EXERCISE INSTRUCTIONS
Repeat the material below word for word and leave out all pictures.

RECORDS TO PROCESS

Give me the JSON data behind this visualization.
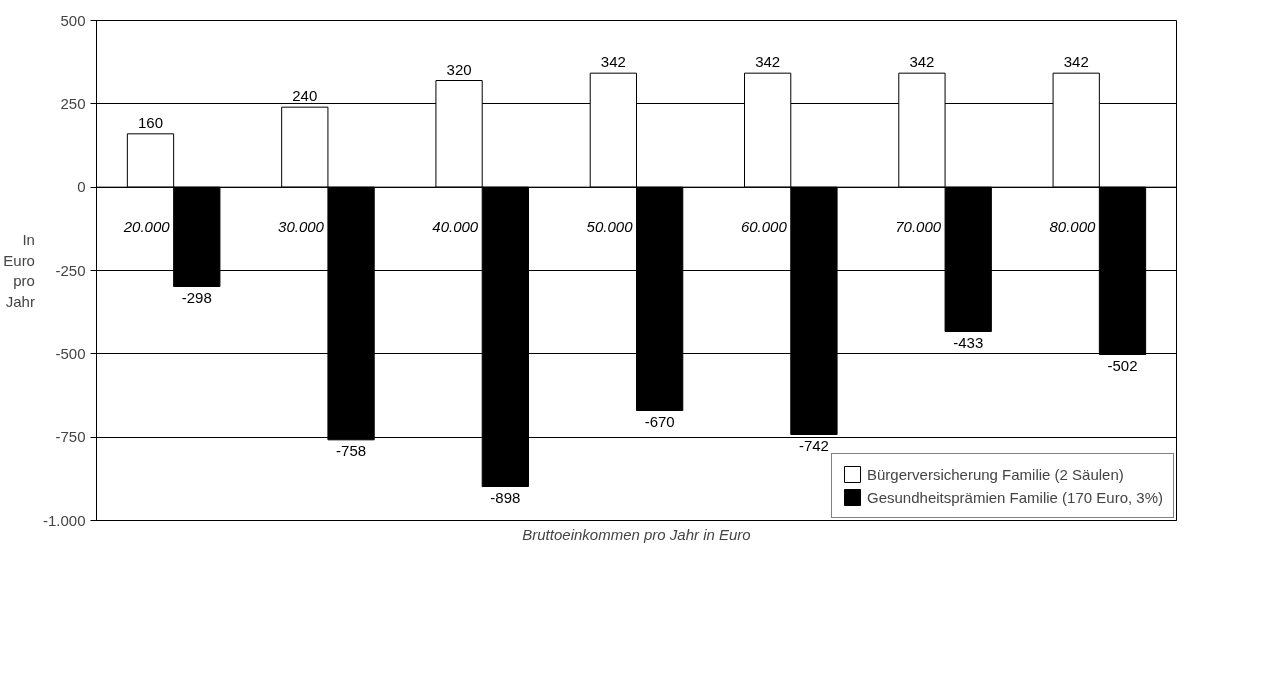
{
  "chart_data": {
    "type": "bar",
    "categories": [
      "20.000",
      "30.000",
      "40.000",
      "50.000",
      "60.000",
      "70.000",
      "80.000"
    ],
    "xlabel": "Bruttoeinkommen pro Jahr in Euro",
    "ylabel": "In Euro pro Jahr",
    "series": [
      {
        "name": "Bürgerversicherung Familie (2 Säulen)",
        "color": "#ffffff",
        "values": [
          160,
          240,
          320,
          342,
          342,
          342,
          342
        ]
      },
      {
        "name": "Gesundheitsprämien Familie (170 Euro, 3%)",
        "color": "#000000",
        "values": [
          -298,
          -758,
          -898,
          -670,
          -742,
          -433,
          -502
        ]
      }
    ],
    "ylim": [
      -1000,
      500
    ],
    "yticks": [
      500,
      250,
      0,
      -250,
      -500,
      -750,
      {
        "value": -1000,
        "label": "-1.000"
      }
    ],
    "grid": "y",
    "legend": "bottom right",
    "data_labels": true
  }
}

CORRECT RESULT
Give me the JSON data behind this visualization.
{
  "chart_data": {
    "type": "bar",
    "categories": [
      "20.000",
      "30.000",
      "40.000",
      "50.000",
      "60.000",
      "70.000",
      "80.000"
    ],
    "xlabel": "Bruttoeinkommen pro Jahr in Euro",
    "ylabel": "In Euro pro Jahr",
    "series": [
      {
        "name": "Bürgerversicherung Familie (2 Säulen)",
        "color": "#ffffff",
        "values": [
          160,
          240,
          320,
          342,
          342,
          342,
          342
        ]
      },
      {
        "name": "Gesundheitsprämien Familie (170 Euro, 3%)",
        "color": "#000000",
        "values": [
          -298,
          -758,
          -898,
          -670,
          -742,
          -433,
          -502
        ]
      }
    ],
    "ylim": [
      -1000,
      500
    ],
    "yticks": [
      500,
      250,
      0,
      -250,
      -500,
      -750,
      {
        "value": -1000,
        "label": "-1.000"
      }
    ],
    "grid": "y",
    "legend": "bottom right",
    "data_labels": true
  }
}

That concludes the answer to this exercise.